SET EXERCISE: Leave out the pictures and repeat the rest of the material exactly.

Data excerpts:
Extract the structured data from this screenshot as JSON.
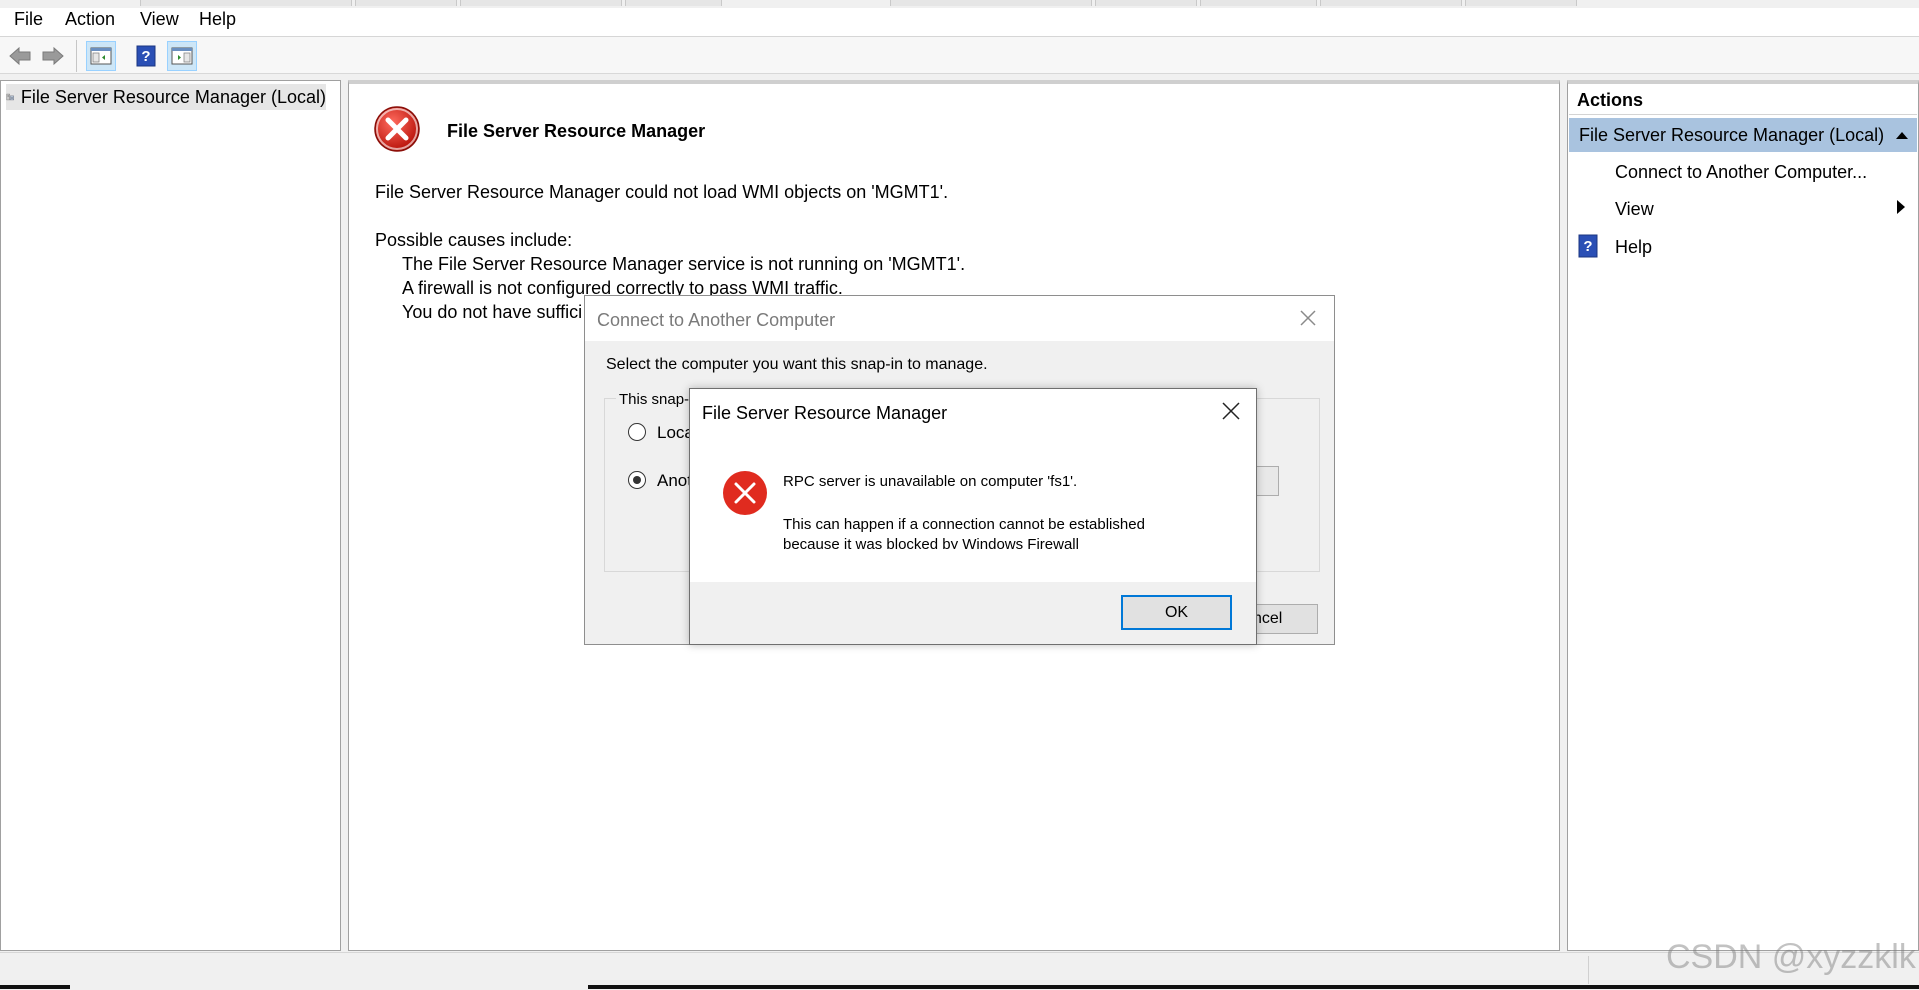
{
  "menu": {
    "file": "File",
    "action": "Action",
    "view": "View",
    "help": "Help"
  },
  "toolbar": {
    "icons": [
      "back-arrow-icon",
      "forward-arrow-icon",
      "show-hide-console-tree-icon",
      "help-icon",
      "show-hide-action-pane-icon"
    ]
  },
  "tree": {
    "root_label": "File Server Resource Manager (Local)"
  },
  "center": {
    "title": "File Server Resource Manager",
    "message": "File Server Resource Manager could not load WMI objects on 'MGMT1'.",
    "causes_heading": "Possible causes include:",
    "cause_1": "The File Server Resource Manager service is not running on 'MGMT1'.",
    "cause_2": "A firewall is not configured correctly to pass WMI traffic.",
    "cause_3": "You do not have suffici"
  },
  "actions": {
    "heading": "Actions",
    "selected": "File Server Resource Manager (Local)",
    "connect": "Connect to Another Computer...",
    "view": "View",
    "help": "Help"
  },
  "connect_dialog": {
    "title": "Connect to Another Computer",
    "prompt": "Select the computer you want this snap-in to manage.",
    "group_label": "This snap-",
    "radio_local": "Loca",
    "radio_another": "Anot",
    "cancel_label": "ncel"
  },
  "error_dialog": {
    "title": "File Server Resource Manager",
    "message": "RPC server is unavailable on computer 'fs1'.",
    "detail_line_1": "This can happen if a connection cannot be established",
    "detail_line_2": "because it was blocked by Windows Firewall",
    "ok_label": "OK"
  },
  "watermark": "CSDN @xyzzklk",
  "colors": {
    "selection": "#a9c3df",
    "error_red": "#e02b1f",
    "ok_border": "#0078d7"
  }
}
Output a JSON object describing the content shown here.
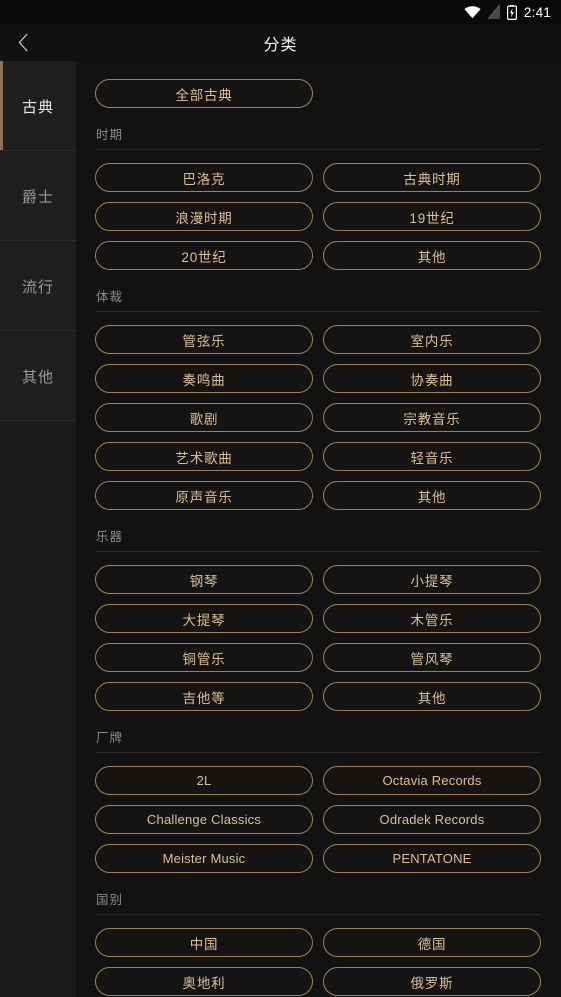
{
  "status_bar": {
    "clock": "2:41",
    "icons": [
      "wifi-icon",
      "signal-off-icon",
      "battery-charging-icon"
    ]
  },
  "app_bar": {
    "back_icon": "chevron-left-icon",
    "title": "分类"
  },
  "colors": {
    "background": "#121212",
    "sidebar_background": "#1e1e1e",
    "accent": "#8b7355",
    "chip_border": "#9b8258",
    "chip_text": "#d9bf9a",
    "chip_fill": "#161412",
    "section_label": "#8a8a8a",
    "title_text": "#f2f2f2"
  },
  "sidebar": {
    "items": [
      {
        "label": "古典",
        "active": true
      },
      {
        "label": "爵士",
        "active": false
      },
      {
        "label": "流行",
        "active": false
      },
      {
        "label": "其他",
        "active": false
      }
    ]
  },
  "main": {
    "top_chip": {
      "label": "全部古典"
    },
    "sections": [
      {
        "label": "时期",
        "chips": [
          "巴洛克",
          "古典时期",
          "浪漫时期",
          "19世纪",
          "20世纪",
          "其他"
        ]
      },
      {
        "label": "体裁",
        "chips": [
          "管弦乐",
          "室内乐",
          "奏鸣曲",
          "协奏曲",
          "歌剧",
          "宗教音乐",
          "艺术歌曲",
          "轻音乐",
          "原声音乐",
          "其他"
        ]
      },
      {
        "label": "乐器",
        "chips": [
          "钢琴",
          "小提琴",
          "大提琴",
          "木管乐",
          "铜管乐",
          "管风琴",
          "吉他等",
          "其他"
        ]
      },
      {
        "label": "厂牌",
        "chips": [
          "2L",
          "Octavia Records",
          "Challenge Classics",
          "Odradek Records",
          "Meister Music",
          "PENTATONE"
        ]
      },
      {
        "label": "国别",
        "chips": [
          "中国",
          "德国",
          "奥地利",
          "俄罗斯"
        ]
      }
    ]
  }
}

EXERCISE SOLUTION:
Extract the structured data from this screenshot as JSON.
{
  "menu": {
    "file": "File",
    "action": "Action",
    "view": "View",
    "help": "Help"
  },
  "toolbar": {
    "icons": [
      "back-arrow-icon",
      "forward-arrow-icon",
      "show-hide-console-tree-icon",
      "help-icon",
      "show-hide-action-pane-icon"
    ]
  },
  "tree": {
    "root_label": "File Server Resource Manager (Local)"
  },
  "center": {
    "title": "File Server Resource Manager",
    "message": "File Server Resource Manager could not load WMI objects on 'MGMT1'.",
    "causes_heading": "Possible causes include:",
    "cause_1": "The File Server Resource Manager service is not running on 'MGMT1'.",
    "cause_2": "A firewall is not configured correctly to pass WMI traffic.",
    "cause_3": "You do not have suffici"
  },
  "actions": {
    "heading": "Actions",
    "selected": "File Server Resource Manager (Local)",
    "connect": "Connect to Another Computer...",
    "view": "View",
    "help": "Help"
  },
  "connect_dialog": {
    "title": "Connect to Another Computer",
    "prompt": "Select the computer you want this snap-in to manage.",
    "group_label": "This snap-",
    "radio_local": "Loca",
    "radio_another": "Anot",
    "cancel_label": "ncel"
  },
  "error_dialog": {
    "title": "File Server Resource Manager",
    "message": "RPC server is unavailable on computer 'fs1'.",
    "detail_line_1": "This can happen if a connection cannot be established",
    "detail_line_2": "because it was blocked by Windows Firewall",
    "ok_label": "OK"
  },
  "watermark": "CSDN @xyzzklk",
  "colors": {
    "selection": "#a9c3df",
    "error_red": "#e02b1f",
    "ok_border": "#0078d7"
  }
}
Output a JSON object describing the content shown here.
{
  "status_bar": {
    "clock": "2:41",
    "icons": [
      "wifi-icon",
      "signal-off-icon",
      "battery-charging-icon"
    ]
  },
  "app_bar": {
    "back_icon": "chevron-left-icon",
    "title": "分类"
  },
  "colors": {
    "background": "#121212",
    "sidebar_background": "#1e1e1e",
    "accent": "#8b7355",
    "chip_border": "#9b8258",
    "chip_text": "#d9bf9a",
    "chip_fill": "#161412",
    "section_label": "#8a8a8a",
    "title_text": "#f2f2f2"
  },
  "sidebar": {
    "items": [
      {
        "label": "古典",
        "active": true
      },
      {
        "label": "爵士",
        "active": false
      },
      {
        "label": "流行",
        "active": false
      },
      {
        "label": "其他",
        "active": false
      }
    ]
  },
  "main": {
    "top_chip": {
      "label": "全部古典"
    },
    "sections": [
      {
        "label": "时期",
        "chips": [
          "巴洛克",
          "古典时期",
          "浪漫时期",
          "19世纪",
          "20世纪",
          "其他"
        ]
      },
      {
        "label": "体裁",
        "chips": [
          "管弦乐",
          "室内乐",
          "奏鸣曲",
          "协奏曲",
          "歌剧",
          "宗教音乐",
          "艺术歌曲",
          "轻音乐",
          "原声音乐",
          "其他"
        ]
      },
      {
        "label": "乐器",
        "chips": [
          "钢琴",
          "小提琴",
          "大提琴",
          "木管乐",
          "铜管乐",
          "管风琴",
          "吉他等",
          "其他"
        ]
      },
      {
        "label": "厂牌",
        "chips": [
          "2L",
          "Octavia Records",
          "Challenge Classics",
          "Odradek Records",
          "Meister Music",
          "PENTATONE"
        ]
      },
      {
        "label": "国别",
        "chips": [
          "中国",
          "德国",
          "奥地利",
          "俄罗斯"
        ]
      }
    ]
  }
}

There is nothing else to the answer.